» Task description: A verbatim copy of the records is required, with all pictures left out.

» Raw records:
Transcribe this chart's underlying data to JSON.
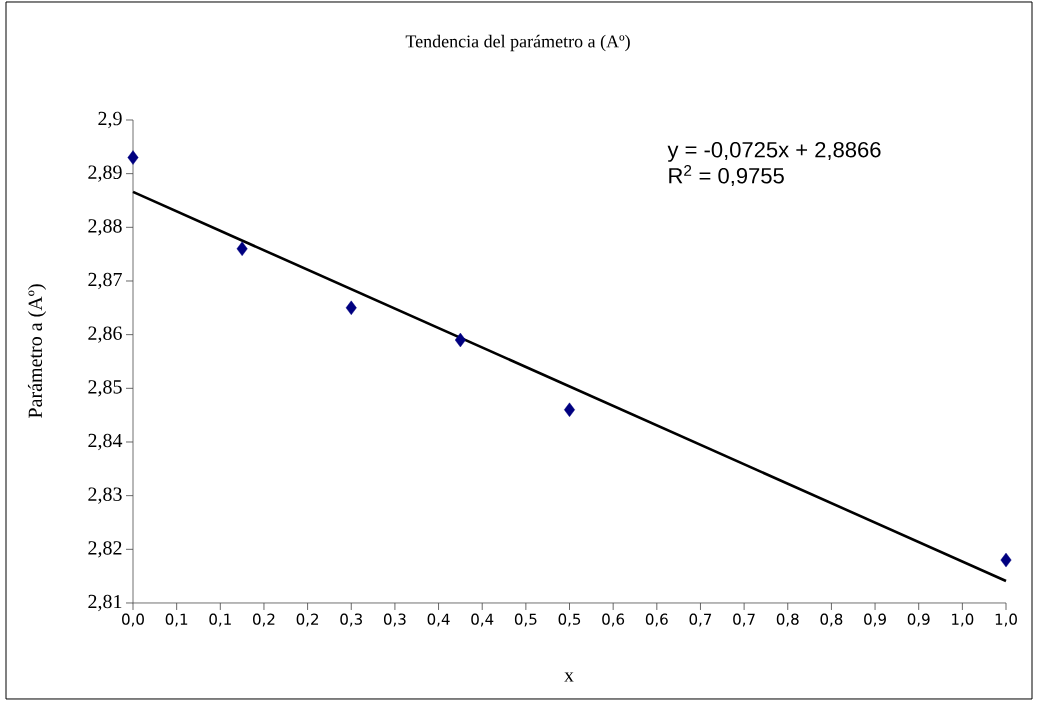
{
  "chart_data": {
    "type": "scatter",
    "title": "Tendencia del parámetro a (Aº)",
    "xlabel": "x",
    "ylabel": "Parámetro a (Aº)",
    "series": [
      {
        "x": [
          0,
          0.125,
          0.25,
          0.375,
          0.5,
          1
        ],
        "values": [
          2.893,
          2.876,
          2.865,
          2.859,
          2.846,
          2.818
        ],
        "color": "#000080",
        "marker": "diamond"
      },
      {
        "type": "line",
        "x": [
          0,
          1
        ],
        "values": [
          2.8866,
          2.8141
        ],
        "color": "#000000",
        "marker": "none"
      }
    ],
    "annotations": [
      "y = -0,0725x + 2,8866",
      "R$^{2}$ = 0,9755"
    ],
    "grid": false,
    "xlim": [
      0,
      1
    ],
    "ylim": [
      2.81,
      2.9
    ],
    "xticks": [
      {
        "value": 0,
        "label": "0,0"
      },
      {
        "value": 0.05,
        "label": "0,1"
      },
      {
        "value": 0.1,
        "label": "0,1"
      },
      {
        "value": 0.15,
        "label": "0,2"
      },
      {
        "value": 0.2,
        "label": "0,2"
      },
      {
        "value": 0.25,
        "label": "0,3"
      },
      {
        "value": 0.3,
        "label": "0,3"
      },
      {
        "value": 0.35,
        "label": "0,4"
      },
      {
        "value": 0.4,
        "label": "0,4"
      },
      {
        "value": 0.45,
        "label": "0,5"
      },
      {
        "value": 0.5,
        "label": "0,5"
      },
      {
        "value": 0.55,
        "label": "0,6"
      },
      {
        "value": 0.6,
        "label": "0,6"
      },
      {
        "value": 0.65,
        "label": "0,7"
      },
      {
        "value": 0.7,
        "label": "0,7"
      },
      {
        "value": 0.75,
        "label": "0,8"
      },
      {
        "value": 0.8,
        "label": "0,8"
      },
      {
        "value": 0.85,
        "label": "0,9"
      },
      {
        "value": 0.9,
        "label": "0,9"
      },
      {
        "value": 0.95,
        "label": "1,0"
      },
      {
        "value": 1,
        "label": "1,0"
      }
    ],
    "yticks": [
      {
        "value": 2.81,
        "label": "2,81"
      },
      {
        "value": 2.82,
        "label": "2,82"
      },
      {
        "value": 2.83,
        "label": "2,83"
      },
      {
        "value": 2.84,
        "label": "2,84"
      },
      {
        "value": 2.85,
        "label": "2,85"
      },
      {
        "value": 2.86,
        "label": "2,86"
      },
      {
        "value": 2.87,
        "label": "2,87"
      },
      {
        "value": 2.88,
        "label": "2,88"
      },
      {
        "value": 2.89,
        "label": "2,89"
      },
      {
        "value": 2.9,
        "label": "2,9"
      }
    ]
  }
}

» Problem solution:
Transcribe this chart's underlying data to JSON.
{
  "chart_data": {
    "type": "scatter",
    "title": "Tendencia del parámetro a (Aº)",
    "xlabel": "x",
    "ylabel": "Parámetro a (Aº)",
    "series": [
      {
        "x": [
          0,
          0.125,
          0.25,
          0.375,
          0.5,
          1
        ],
        "values": [
          2.893,
          2.876,
          2.865,
          2.859,
          2.846,
          2.818
        ],
        "color": "#000080",
        "marker": "diamond"
      },
      {
        "type": "line",
        "x": [
          0,
          1
        ],
        "values": [
          2.8866,
          2.8141
        ],
        "color": "#000000",
        "marker": "none"
      }
    ],
    "annotations": [
      "y = -0,0725x + 2,8866",
      "R$^{2}$ = 0,9755"
    ],
    "grid": false,
    "xlim": [
      0,
      1
    ],
    "ylim": [
      2.81,
      2.9
    ],
    "xticks": [
      {
        "value": 0,
        "label": "0,0"
      },
      {
        "value": 0.05,
        "label": "0,1"
      },
      {
        "value": 0.1,
        "label": "0,1"
      },
      {
        "value": 0.15,
        "label": "0,2"
      },
      {
        "value": 0.2,
        "label": "0,2"
      },
      {
        "value": 0.25,
        "label": "0,3"
      },
      {
        "value": 0.3,
        "label": "0,3"
      },
      {
        "value": 0.35,
        "label": "0,4"
      },
      {
        "value": 0.4,
        "label": "0,4"
      },
      {
        "value": 0.45,
        "label": "0,5"
      },
      {
        "value": 0.5,
        "label": "0,5"
      },
      {
        "value": 0.55,
        "label": "0,6"
      },
      {
        "value": 0.6,
        "label": "0,6"
      },
      {
        "value": 0.65,
        "label": "0,7"
      },
      {
        "value": 0.7,
        "label": "0,7"
      },
      {
        "value": 0.75,
        "label": "0,8"
      },
      {
        "value": 0.8,
        "label": "0,8"
      },
      {
        "value": 0.85,
        "label": "0,9"
      },
      {
        "value": 0.9,
        "label": "0,9"
      },
      {
        "value": 0.95,
        "label": "1,0"
      },
      {
        "value": 1,
        "label": "1,0"
      }
    ],
    "yticks": [
      {
        "value": 2.81,
        "label": "2,81"
      },
      {
        "value": 2.82,
        "label": "2,82"
      },
      {
        "value": 2.83,
        "label": "2,83"
      },
      {
        "value": 2.84,
        "label": "2,84"
      },
      {
        "value": 2.85,
        "label": "2,85"
      },
      {
        "value": 2.86,
        "label": "2,86"
      },
      {
        "value": 2.87,
        "label": "2,87"
      },
      {
        "value": 2.88,
        "label": "2,88"
      },
      {
        "value": 2.89,
        "label": "2,89"
      },
      {
        "value": 2.9,
        "label": "2,9"
      }
    ]
  }
}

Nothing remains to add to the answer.